▶ [Objective]
Output the lines from the one containing "x-tick-label: 8 [480,427,488,442]" up to and including the one containing "list all visible" as a JSON list of strings, one string per line, omitting any blank lines.

--- begin Materials provided ---

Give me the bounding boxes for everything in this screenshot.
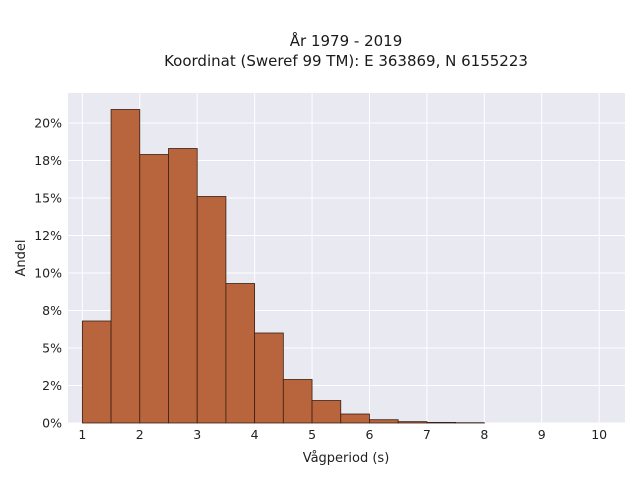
x-tick-label: 8 [480,427,488,442]
x-tick-label: 1 [78,427,86,442]
histogram-bar [110,109,141,424]
x-tick-label: 7 [423,427,431,442]
chart-title-line-2: Koordinat (Sweref 99 TM): E 363869, N 61… [164,52,528,70]
y-tick-label: 15% [34,191,62,206]
x-tick-label: 6 [365,427,373,442]
x-axis-label: Vågperiod (s) [303,451,390,466]
y-tick-label: 0% [42,416,62,431]
histogram-bar [196,196,227,424]
histogram-bar [225,283,256,424]
x-tick-label: 3 [193,427,201,442]
y-tick-label: 18% [34,153,62,168]
y-tick-label: 12% [34,228,62,243]
histogram-bar [369,419,399,424]
chart-title-line-1: År 1979 - 2019 [290,31,403,50]
histogram-bar [397,421,428,424]
x-tick-label: 2 [136,427,144,442]
y-tick-label: 8% [42,303,62,318]
y-axis-label: Andel [14,240,29,277]
histogram-bar [426,421,457,424]
x-tick-label: 10 [591,427,607,442]
histogram-bar [81,320,112,424]
bars [81,109,485,424]
x-tick-label: 5 [308,427,316,442]
histogram-bar [254,332,284,424]
histogram-bar [311,400,342,424]
tick-labels: 1 2 3 4 5 6 7 8 9 10 0% 2% 5% 8% 10% 12% 15% 18% 20% [34,116,607,443]
x-tick-label: 4 [251,427,259,442]
histogram-bar [168,148,198,424]
histogram-bar [340,413,370,424]
y-tick-label: 2% [42,378,62,393]
y-tick-label: 5% [42,341,62,356]
y-tick-label: 10% [34,266,62,281]
histogram-bar [282,379,313,424]
histogram-bar [139,154,169,424]
x-tick-label: 9 [538,427,546,442]
y-tick-label: 20% [34,116,62,131]
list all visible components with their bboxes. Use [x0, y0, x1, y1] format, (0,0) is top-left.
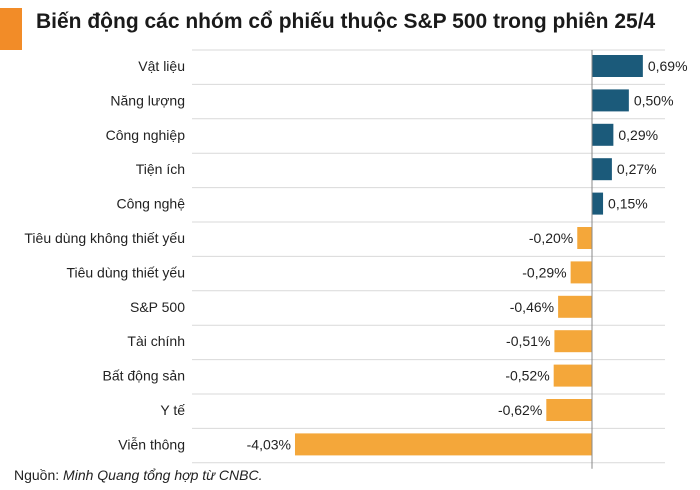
value-label: 0,50% — [634, 92, 674, 108]
value-label: 0,27% — [617, 161, 657, 177]
bar — [553, 364, 592, 387]
category-labels: Vật liệu Năng lượng Công nghiệp Tiện ích Côn… — [24, 58, 185, 452]
bar — [592, 158, 612, 181]
bar — [592, 123, 614, 146]
bar — [592, 89, 629, 112]
bars — [294, 55, 643, 456]
category-label: Công nghiệp — [106, 127, 186, 143]
value-labels: 0,69% 0,50% 0,29% 0,27% 0,15% -0,20% -0,29% -0,… — [247, 58, 688, 452]
bar — [554, 330, 592, 353]
value-label: -0,46% — [510, 299, 554, 315]
value-label: -0,20% — [529, 230, 573, 246]
category-label: Vật liệu — [138, 58, 185, 74]
source-text: Minh Quang tổng hợp từ CNBC. — [63, 467, 263, 483]
value-label: -0,62% — [498, 402, 542, 418]
value-label: -0,29% — [522, 264, 566, 280]
chart-title: Biến động các nhóm cổ phiếu thuộc S&P 50… — [36, 10, 656, 33]
value-label: -0,52% — [505, 368, 549, 384]
value-label: 0,15% — [608, 196, 648, 212]
category-label: Bất động sản — [102, 368, 185, 384]
category-label: Công nghệ — [116, 196, 185, 212]
category-label: S&P 500 — [130, 299, 185, 315]
bar — [294, 433, 592, 456]
source-note: Nguồn: Minh Quang tổng hợp từ CNBC. — [14, 467, 262, 483]
title-accent-bar — [0, 8, 22, 50]
category-label: Tài chính — [127, 333, 185, 349]
category-label: Tiêu dùng thiết yếu — [66, 264, 185, 280]
bar — [577, 227, 592, 249]
category-label: Viễn thông — [118, 436, 185, 452]
category-label: Y tế — [160, 402, 185, 418]
value-label: 0,29% — [618, 127, 658, 143]
bar — [592, 192, 604, 215]
gridlines — [192, 49, 665, 464]
value-label: 0,69% — [648, 58, 688, 74]
bar — [592, 55, 643, 77]
category-label: Năng lượng — [110, 92, 185, 108]
value-label: -0,51% — [506, 333, 550, 349]
category-label: Tiêu dùng không thiết yếu — [24, 230, 185, 246]
category-label: Tiện ích — [136, 161, 185, 177]
source-label: Nguồn: — [14, 467, 60, 483]
bar — [546, 399, 592, 421]
value-label: -4,03% — [247, 436, 291, 452]
bar — [558, 295, 592, 318]
bar — [570, 261, 592, 284]
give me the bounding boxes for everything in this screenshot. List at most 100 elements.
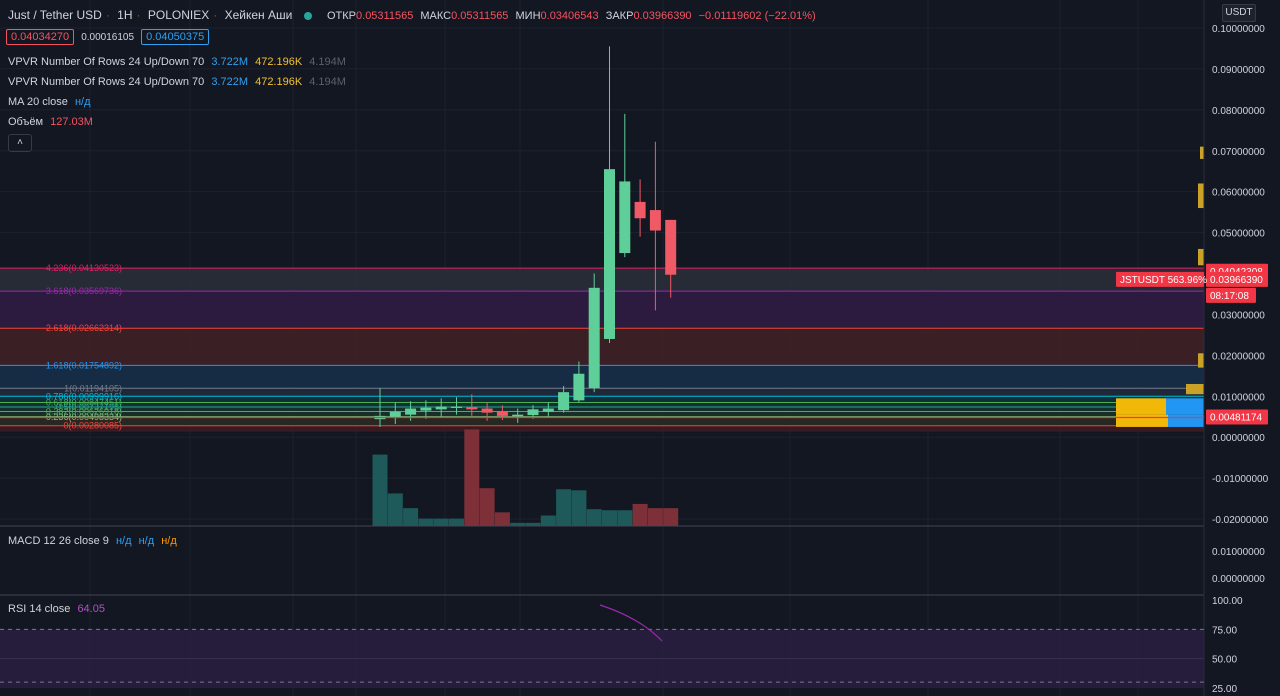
volume-bar — [571, 490, 587, 526]
price-axis-label: 0.03000000 — [1212, 310, 1265, 321]
macd-axis-label: 0.00000000 — [1212, 574, 1265, 585]
price-axis-label: 0.01000000 — [1212, 392, 1265, 403]
fib-band — [0, 411, 1204, 417]
volume-bar — [464, 429, 480, 526]
macd-legend[interactable]: MACD 12 26 close 9 н/д н/д н/д — [8, 535, 177, 547]
vpvr-bar — [1200, 146, 1204, 159]
ohlc-readout: ОТКР0.05311565 МАКС0.05311565 МИН0.03406… — [326, 10, 816, 22]
close-price-tag: 0.03966390 — [1210, 275, 1263, 286]
vpvr-bar — [1198, 248, 1204, 266]
interval[interactable]: 1H — [117, 8, 133, 22]
rsi-axis-label: 100.00 — [1212, 596, 1243, 607]
vpvr-bar — [1116, 414, 1168, 427]
volume-bar — [540, 515, 556, 526]
price-axis-label: 0.05000000 — [1212, 229, 1265, 240]
candle-body — [527, 409, 539, 416]
volume-bar — [510, 522, 526, 526]
volume-bar — [403, 508, 419, 526]
vpvr-bar — [1198, 183, 1204, 209]
fib-level-label: 0.236(0.00498334) — [46, 412, 122, 422]
candle-body — [573, 373, 585, 401]
price-axis[interactable]: 0.10000000 0.09000000 0.08000000 0.07000000… — [1212, 24, 1269, 695]
close-price-tag-bg — [1206, 271, 1268, 287]
rsi-axis-label: 25.00 — [1212, 684, 1237, 695]
fib-band — [0, 388, 1204, 397]
fib-level-label: 0(0.00280085) — [63, 421, 122, 431]
volume-bar — [418, 518, 434, 526]
fib-level-label: 2.618(0.02662314) — [46, 323, 122, 333]
candle-body — [558, 392, 570, 411]
fib-level-label: 1(0.01194105) — [64, 383, 122, 393]
rsi-pane — [0, 604, 1204, 688]
volume-bar — [556, 489, 572, 526]
fib-band — [0, 425, 1204, 432]
candle-body — [451, 406, 462, 408]
price-axis-label: -0.01000000 — [1212, 474, 1269, 485]
vpvr-bar — [1116, 398, 1166, 415]
header-legend: Just / Tether USD · 1H · POLONIEX · Хейкен … — [8, 8, 824, 22]
currency-button[interactable]: USDT — [1222, 4, 1256, 22]
candle-body — [405, 408, 417, 415]
fib-band — [0, 402, 1204, 408]
fib-level-label: 0.5(0.00737195) — [56, 402, 122, 412]
volume-bar — [494, 512, 510, 526]
chevron-up-icon[interactable]: ˄ — [8, 134, 32, 152]
volume-bar — [387, 493, 403, 526]
fib-band — [0, 291, 1204, 329]
volume-legend[interactable]: Объём 127.03M — [8, 116, 93, 128]
candle-body — [435, 406, 447, 410]
volume-bars — [372, 429, 679, 526]
buy-button[interactable]: 0.04050375 — [141, 29, 210, 45]
price-axis-label: 0.10000000 — [1212, 24, 1265, 35]
price-axis-label: 0.00000000 — [1212, 433, 1265, 444]
spread-value: 0.00016105 — [81, 32, 135, 43]
vpvr-legend-2[interactable]: VPVR Number Of Rows 24 Up/Down 70 3.722M… — [8, 76, 346, 88]
fib-level-label: 0.786(0.00999916) — [46, 391, 122, 401]
market-status-icon — [303, 12, 312, 20]
volume-bar — [525, 522, 541, 526]
candle-body — [389, 411, 401, 418]
volume-bar — [372, 454, 388, 526]
pane-separators — [0, 0, 1205, 696]
symbol-change-tag-bg — [1116, 271, 1204, 287]
chart-style: Хейкен Аши — [224, 8, 293, 22]
fib-band — [0, 268, 1204, 292]
volume-bar — [647, 508, 663, 526]
candle-body — [496, 411, 508, 416]
price-axis-label: 0.07000000 — [1212, 147, 1265, 158]
volume-bar — [617, 510, 633, 526]
price-axis-label: 0.02000000 — [1212, 351, 1265, 362]
fib-level-label: 4.236(0.04130523) — [46, 263, 122, 273]
candle-body — [481, 408, 493, 413]
trade-buttons: 0.04034270 0.00016105 0.04050375 — [6, 29, 213, 45]
fib-band — [0, 396, 1204, 403]
volume-bar — [663, 508, 679, 526]
fibonacci-retracement[interactable]: 4.236(0.04130523) 3.618(0.03569736) 2.618(… — [0, 263, 1204, 432]
vpvr-legend-1[interactable]: VPVR Number Of Rows 24 Up/Down 70 3.722M… — [8, 56, 346, 68]
symbol-change-tag: JSTUSDT 563.96% — [1120, 275, 1207, 286]
candle-body — [588, 287, 600, 389]
fib-level-label: 3.618(0.03569736) — [46, 286, 122, 296]
line-price-tag-bg — [1206, 409, 1268, 425]
candle-body — [634, 201, 646, 219]
price-axis-label: 0.06000000 — [1212, 188, 1265, 199]
fib-level-label: 0.382(0.00626918) — [46, 407, 122, 417]
candles[interactable] — [374, 46, 677, 427]
sell-button[interactable]: 0.04034270 — [6, 29, 75, 45]
rsi-legend[interactable]: RSI 14 close 64.05 — [8, 603, 105, 615]
volume-bar — [632, 503, 648, 526]
price-axis-label: 0.08000000 — [1212, 106, 1265, 117]
countdown-tag: 08:17:08 — [1210, 291, 1249, 302]
candle-body — [665, 219, 677, 275]
rsi-axis-label: 75.00 — [1212, 625, 1237, 636]
rsi-axis-label: 50.00 — [1212, 655, 1237, 666]
vpvr-bar — [1168, 414, 1204, 427]
candle-body — [604, 169, 615, 339]
ma-legend[interactable]: MA 20 close н/д — [8, 96, 91, 108]
fib-level-label: 1.618(0.01754892) — [46, 360, 122, 370]
symbol-name[interactable]: Just / Tether USD — [8, 8, 102, 22]
volume-bar — [586, 509, 602, 526]
fib-level-label: 0.618(0.00847451) — [46, 397, 122, 407]
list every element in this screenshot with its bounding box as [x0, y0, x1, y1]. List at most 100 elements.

--- end Materials provided ---

▶ [Task output]
[
  "x-tick-label: 8 [480,427,488,442]",
  "x-tick-label: 1 [78,427,86,442]",
  "histogram-bar [110,109,141,424]",
  "x-tick-label: 7 [423,427,431,442]",
  "chart-title-line-2: Koordinat (Sweref 99 TM): E 363869, N 61… [164,52,528,70]",
  "y-tick-label: 15% [34,191,62,206]",
  "x-tick-label: 6 [365,427,373,442]",
  "x-axis-label: Vågperiod (s) [303,451,390,466]",
  "y-tick-label: 0% [42,416,62,431]",
  "histogram-bar [196,196,227,424]",
  "histogram-bar [225,283,256,424]",
  "x-tick-label: 3 [193,427,201,442]",
  "y-tick-label: 18% [34,153,62,168]",
  "y-tick-label: 12% [34,228,62,243]",
  "histogram-bar [369,419,399,424]",
  "chart-title-line-1: År 1979 - 2019 [290,31,403,50]",
  "histogram-bar [397,421,428,424]",
  "x-tick-label: 2 [136,427,144,442]",
  "y-tick-label: 8% [42,303,62,318]",
  "y-axis-label: Andel [14,240,29,277]",
  "histogram-bar [426,421,457,424]",
  "x-tick-label: 10 [591,427,607,442]",
  "histogram-bar [81,320,112,424]",
  "bars [81,109,485,424]",
  "x-tick-label: 5 [308,427,316,442]",
  "histogram-bar [254,332,284,424]",
  "histogram-bar [311,400,342,424]",
  "tick-labels: 1 2 3 4 5 6 7 8 9 10 0% 2% 5% 8% 10% 12% 15% 18% 20% [34,116,607,443]",
  "x-tick-label: 4 [251,427,259,442]",
  "histogram-bar [168,148,198,424]",
  "histogram-bar [340,413,370,424]",
  "y-tick-label: 2% [42,378,62,393]",
  "y-tick-label: 5% [42,341,62,356]",
  "y-tick-label: 10% [34,266,62,281]",
  "histogram-bar [282,379,313,424]",
  "histogram-bar [139,154,169,424]",
  "x-tick-label: 9 [538,427,546,442]",
  "y-tick-label: 20% [34,116,62,131]",
  "list all visible components with their bboxes. Use [x0, y0, x1, y1] format, (0,0) is top-left."
]